** Begin **

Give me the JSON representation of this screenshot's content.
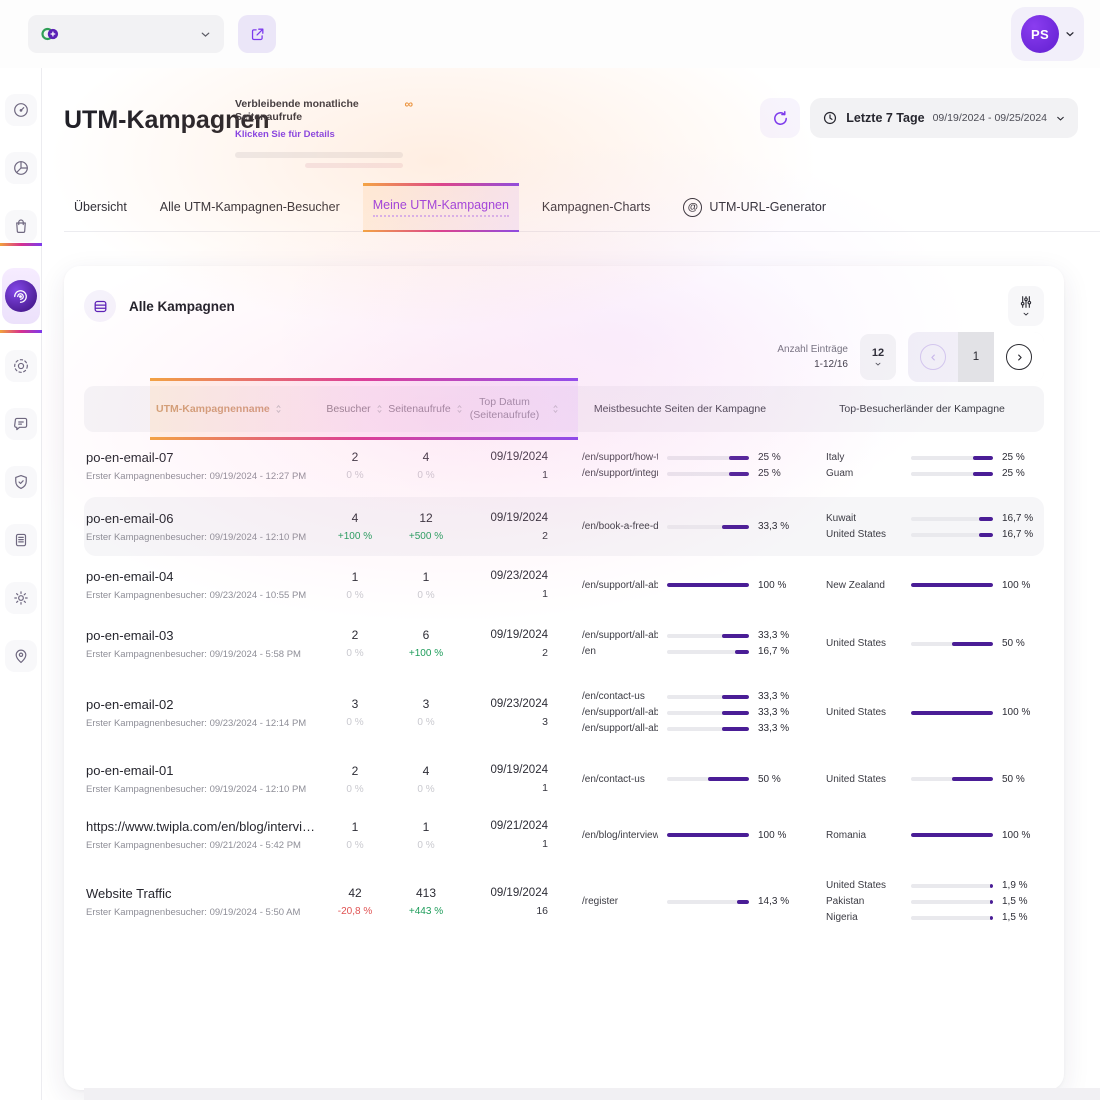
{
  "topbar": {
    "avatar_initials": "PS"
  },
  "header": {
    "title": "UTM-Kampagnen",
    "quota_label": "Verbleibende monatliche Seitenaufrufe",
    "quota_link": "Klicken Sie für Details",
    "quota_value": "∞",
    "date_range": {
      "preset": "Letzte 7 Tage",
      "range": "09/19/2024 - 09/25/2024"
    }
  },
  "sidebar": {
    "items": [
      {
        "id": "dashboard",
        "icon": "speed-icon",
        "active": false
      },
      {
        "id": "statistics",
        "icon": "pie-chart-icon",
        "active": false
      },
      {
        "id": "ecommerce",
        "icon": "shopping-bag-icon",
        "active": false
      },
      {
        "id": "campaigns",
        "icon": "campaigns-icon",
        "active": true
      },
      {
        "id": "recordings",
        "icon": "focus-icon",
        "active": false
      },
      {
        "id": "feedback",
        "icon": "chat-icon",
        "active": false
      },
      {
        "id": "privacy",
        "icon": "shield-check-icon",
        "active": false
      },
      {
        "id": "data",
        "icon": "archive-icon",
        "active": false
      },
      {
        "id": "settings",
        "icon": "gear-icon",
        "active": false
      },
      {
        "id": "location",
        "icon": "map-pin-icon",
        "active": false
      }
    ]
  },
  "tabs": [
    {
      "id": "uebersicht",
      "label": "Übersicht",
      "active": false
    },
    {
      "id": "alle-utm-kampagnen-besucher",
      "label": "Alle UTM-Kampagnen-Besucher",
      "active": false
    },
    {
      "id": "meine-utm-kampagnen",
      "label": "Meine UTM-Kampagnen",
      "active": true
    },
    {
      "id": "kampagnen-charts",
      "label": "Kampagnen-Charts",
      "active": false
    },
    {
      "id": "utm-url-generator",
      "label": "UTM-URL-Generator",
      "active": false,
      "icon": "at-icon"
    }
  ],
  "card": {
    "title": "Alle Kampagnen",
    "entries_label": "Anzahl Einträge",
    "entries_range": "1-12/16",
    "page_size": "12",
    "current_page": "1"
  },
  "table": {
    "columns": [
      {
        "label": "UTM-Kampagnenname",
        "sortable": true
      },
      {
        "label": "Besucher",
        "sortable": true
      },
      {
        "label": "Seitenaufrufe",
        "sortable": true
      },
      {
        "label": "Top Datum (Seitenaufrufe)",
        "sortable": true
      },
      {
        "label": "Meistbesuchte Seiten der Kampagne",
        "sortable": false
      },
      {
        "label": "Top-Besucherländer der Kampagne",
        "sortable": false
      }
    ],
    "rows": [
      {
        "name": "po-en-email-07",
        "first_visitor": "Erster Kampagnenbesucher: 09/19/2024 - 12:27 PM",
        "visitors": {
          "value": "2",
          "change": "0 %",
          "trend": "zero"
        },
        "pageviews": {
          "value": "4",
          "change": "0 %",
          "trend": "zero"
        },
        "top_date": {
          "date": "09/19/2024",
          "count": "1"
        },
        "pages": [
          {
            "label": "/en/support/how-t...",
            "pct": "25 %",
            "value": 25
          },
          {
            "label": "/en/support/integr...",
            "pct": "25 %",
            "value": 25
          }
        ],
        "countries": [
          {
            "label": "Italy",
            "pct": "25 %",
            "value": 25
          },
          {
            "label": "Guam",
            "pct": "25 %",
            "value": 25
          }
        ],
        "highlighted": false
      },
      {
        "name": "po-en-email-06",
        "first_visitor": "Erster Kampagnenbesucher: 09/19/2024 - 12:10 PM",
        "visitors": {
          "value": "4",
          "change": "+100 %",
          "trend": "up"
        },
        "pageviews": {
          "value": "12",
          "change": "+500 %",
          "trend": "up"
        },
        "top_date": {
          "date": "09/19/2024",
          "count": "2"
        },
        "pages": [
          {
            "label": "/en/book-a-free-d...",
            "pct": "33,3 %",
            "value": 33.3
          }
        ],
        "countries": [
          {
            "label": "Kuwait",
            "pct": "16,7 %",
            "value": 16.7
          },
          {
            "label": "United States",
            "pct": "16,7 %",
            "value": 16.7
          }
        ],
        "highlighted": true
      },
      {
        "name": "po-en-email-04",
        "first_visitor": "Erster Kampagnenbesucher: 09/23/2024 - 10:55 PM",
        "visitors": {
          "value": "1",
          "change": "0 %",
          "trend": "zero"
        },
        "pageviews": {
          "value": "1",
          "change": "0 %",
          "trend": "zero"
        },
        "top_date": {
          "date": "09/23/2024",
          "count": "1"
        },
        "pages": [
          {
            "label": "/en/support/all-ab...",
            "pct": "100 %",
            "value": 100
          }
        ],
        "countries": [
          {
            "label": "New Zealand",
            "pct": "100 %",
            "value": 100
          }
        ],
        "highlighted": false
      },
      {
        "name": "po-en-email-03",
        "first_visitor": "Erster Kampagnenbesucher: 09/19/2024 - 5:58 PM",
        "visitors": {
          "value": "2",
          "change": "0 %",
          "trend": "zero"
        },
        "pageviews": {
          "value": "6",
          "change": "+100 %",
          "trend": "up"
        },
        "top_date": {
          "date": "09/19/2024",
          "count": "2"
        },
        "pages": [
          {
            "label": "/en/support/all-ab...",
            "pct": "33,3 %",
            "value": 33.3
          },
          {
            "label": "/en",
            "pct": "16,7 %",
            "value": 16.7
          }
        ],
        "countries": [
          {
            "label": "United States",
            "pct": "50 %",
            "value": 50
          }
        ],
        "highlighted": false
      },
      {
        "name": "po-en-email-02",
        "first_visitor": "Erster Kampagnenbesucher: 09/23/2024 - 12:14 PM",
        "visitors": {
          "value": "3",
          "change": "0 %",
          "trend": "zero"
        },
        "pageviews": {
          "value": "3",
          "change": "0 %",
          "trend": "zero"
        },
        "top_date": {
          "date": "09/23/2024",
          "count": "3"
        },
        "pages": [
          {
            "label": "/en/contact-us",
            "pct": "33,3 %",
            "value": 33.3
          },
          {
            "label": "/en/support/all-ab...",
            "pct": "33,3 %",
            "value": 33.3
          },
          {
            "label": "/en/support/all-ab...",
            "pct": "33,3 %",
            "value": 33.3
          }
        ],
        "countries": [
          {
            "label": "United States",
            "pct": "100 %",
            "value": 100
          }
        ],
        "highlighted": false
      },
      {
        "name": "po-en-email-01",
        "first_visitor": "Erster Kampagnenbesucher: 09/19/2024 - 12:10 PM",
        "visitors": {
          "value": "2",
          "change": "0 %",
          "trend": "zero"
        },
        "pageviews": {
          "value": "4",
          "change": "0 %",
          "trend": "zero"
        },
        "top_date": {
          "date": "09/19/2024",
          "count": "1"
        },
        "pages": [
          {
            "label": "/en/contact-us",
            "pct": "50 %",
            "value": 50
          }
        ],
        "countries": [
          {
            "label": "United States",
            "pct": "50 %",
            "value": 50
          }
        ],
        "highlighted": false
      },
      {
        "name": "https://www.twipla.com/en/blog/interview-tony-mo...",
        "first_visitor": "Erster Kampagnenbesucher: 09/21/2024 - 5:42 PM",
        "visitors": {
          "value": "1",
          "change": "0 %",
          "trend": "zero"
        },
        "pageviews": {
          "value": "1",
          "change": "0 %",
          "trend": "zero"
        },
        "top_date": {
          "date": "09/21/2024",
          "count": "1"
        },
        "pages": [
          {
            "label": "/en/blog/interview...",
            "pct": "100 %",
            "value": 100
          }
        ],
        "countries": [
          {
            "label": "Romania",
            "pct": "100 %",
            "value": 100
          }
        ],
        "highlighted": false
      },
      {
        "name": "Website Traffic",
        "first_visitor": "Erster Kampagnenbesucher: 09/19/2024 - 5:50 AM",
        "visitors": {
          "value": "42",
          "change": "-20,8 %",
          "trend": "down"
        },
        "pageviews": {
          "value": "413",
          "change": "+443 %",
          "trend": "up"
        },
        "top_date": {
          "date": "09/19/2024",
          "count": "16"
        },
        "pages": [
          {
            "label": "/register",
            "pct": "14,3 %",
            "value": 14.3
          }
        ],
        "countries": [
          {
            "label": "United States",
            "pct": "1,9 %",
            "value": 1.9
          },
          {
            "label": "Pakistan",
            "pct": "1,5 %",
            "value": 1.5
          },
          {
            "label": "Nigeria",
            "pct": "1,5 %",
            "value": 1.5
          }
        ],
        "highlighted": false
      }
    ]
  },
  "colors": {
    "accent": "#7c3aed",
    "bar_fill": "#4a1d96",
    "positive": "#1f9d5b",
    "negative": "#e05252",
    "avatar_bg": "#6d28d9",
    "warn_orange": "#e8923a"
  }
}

** End **
** Begin **

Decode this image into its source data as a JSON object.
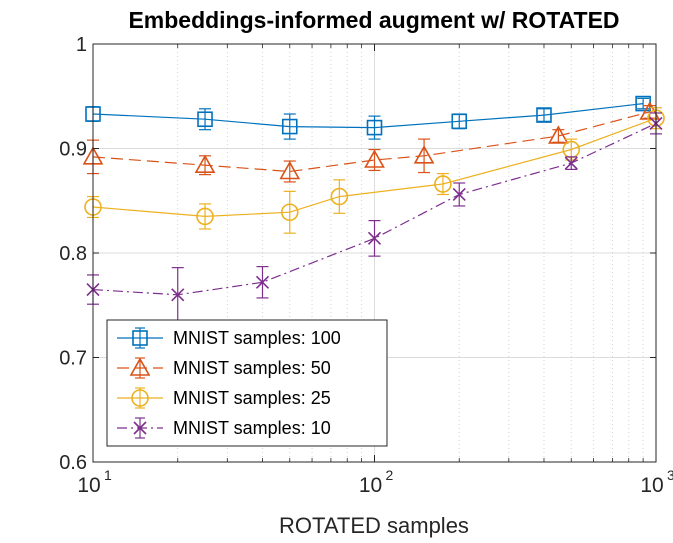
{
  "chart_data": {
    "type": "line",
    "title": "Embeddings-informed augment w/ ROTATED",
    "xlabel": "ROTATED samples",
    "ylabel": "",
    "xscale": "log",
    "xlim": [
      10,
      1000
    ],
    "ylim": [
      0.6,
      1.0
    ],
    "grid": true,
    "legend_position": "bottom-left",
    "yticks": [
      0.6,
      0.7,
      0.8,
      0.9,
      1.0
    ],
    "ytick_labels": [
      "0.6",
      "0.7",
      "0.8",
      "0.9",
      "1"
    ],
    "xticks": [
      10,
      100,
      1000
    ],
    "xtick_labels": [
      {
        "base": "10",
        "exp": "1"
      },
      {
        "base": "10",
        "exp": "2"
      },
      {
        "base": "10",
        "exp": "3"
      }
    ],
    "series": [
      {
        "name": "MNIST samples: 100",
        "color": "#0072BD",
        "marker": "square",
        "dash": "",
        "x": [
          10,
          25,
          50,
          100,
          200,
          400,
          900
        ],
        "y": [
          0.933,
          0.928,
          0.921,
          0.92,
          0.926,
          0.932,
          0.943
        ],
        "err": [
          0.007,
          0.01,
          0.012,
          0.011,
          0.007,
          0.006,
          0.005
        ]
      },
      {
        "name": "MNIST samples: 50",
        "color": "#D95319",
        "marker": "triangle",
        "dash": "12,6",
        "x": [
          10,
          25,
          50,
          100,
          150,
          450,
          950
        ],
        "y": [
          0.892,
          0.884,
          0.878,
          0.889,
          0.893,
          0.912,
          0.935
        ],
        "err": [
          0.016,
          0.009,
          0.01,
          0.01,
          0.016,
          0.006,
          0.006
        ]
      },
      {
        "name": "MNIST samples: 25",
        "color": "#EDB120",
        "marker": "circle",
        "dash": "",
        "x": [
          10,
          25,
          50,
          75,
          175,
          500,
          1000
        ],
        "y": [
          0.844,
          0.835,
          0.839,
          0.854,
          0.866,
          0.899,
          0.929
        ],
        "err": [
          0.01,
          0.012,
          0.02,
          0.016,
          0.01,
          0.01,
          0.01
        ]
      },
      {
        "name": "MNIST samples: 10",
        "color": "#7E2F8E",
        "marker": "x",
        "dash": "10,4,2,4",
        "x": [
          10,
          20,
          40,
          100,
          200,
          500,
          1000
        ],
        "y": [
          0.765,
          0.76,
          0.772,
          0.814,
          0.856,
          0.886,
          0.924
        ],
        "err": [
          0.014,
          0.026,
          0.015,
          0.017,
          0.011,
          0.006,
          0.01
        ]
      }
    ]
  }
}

** End **

> Requirement
Identify each line of the material where the word "blog" shows up, and copy it.

> Complete answer
        "name": "https://www.twipla.com/en/blog/interview-tony-mo...",
            "label": "/en/blog/interview...",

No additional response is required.